Given request
Copy out each line that mentions the word "appearance".

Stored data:
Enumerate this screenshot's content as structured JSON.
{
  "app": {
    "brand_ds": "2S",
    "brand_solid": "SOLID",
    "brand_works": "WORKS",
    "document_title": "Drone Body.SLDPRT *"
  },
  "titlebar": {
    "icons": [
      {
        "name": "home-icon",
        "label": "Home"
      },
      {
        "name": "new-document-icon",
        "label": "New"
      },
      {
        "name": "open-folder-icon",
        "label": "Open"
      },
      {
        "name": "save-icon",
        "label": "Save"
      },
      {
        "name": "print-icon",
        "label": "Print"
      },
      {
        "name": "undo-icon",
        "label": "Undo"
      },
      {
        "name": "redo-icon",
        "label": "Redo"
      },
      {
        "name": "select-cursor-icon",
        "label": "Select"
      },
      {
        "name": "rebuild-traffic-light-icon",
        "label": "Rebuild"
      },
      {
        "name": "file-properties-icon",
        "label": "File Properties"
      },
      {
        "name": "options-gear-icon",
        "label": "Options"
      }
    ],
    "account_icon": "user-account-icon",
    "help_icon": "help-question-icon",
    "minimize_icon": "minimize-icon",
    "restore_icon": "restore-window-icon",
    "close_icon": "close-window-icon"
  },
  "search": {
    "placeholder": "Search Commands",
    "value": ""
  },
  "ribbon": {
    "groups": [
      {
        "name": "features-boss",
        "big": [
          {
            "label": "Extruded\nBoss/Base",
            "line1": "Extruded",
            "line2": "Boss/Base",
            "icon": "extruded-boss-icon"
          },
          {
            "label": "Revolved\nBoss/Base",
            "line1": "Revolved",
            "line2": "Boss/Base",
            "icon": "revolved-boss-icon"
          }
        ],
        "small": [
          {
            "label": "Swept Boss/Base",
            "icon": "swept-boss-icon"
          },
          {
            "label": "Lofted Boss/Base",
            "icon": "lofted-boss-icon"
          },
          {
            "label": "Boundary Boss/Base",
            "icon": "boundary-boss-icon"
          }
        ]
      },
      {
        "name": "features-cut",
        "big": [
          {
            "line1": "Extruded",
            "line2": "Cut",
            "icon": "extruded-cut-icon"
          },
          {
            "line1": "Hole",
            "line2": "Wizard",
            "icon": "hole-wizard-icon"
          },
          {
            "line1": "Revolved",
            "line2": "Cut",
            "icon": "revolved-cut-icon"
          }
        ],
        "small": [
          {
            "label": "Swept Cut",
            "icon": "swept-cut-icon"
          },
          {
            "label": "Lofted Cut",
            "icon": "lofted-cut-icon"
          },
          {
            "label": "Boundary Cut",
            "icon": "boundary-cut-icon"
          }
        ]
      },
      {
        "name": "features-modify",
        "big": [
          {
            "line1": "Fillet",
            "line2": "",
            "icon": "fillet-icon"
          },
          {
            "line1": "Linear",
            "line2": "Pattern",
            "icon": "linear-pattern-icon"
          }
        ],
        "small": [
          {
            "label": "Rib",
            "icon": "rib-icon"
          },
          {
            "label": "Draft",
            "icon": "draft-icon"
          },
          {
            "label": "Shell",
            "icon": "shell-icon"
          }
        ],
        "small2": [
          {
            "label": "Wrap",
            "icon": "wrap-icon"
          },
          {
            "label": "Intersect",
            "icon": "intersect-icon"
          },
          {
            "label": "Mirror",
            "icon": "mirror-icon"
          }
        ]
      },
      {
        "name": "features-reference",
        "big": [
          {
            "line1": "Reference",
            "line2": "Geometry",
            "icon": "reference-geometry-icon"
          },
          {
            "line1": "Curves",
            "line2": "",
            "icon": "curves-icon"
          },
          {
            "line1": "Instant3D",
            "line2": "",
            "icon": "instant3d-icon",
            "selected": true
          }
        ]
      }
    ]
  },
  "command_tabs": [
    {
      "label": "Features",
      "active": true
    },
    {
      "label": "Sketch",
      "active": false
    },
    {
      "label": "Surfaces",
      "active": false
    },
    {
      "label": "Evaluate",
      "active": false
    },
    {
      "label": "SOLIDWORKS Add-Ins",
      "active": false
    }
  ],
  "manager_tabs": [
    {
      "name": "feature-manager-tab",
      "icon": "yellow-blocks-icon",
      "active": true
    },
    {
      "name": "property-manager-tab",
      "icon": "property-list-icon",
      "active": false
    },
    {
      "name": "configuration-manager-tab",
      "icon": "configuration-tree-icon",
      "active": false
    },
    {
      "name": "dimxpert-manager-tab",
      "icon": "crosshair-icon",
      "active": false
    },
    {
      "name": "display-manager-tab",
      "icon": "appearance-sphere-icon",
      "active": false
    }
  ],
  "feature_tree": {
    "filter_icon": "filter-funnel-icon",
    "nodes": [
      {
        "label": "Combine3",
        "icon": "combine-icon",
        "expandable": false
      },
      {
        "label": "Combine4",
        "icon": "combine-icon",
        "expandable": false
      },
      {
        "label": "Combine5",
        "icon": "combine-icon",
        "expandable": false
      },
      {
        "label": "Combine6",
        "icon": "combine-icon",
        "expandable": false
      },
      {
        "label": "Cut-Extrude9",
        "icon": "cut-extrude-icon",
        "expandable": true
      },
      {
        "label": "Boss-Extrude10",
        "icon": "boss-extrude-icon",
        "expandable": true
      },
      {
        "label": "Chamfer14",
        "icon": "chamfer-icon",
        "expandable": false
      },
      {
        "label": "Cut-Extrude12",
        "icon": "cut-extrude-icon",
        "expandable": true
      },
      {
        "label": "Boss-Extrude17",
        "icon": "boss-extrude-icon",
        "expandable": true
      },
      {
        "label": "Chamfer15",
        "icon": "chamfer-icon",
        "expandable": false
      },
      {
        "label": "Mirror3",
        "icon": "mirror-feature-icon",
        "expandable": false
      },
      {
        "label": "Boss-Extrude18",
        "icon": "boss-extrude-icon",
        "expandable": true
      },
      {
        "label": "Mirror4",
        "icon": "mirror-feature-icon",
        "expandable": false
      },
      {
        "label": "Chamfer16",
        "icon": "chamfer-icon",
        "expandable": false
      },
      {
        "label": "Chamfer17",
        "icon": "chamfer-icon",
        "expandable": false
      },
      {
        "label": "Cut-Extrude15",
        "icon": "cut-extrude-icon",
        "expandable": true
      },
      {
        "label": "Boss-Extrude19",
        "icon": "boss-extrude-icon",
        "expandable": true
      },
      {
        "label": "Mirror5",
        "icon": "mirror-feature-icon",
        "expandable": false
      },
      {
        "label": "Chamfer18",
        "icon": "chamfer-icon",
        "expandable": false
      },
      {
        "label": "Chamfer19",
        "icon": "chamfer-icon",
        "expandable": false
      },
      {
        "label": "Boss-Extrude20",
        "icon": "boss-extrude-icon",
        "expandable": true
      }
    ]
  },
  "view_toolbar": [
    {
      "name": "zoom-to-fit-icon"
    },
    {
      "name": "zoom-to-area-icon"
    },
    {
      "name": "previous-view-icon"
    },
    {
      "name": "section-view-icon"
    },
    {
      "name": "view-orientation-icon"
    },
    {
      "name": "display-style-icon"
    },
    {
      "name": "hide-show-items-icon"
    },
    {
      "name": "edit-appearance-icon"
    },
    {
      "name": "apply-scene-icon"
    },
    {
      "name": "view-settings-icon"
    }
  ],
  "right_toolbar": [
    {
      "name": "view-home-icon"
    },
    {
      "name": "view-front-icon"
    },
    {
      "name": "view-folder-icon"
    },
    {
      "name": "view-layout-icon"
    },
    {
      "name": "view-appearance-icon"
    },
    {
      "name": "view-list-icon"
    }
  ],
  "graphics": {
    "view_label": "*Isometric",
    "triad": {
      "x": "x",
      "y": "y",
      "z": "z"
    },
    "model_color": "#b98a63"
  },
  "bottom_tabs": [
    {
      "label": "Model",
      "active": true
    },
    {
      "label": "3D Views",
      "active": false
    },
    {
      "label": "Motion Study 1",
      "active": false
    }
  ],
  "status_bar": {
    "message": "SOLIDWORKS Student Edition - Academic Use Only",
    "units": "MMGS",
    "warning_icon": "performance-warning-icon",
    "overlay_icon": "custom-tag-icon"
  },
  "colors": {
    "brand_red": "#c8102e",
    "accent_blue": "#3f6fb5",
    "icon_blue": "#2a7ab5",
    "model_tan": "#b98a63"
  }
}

Task solution
      "icon": "appearance-sphere-icon",
      "name": "edit-appearance-icon"
      "name": "view-appearance-icon"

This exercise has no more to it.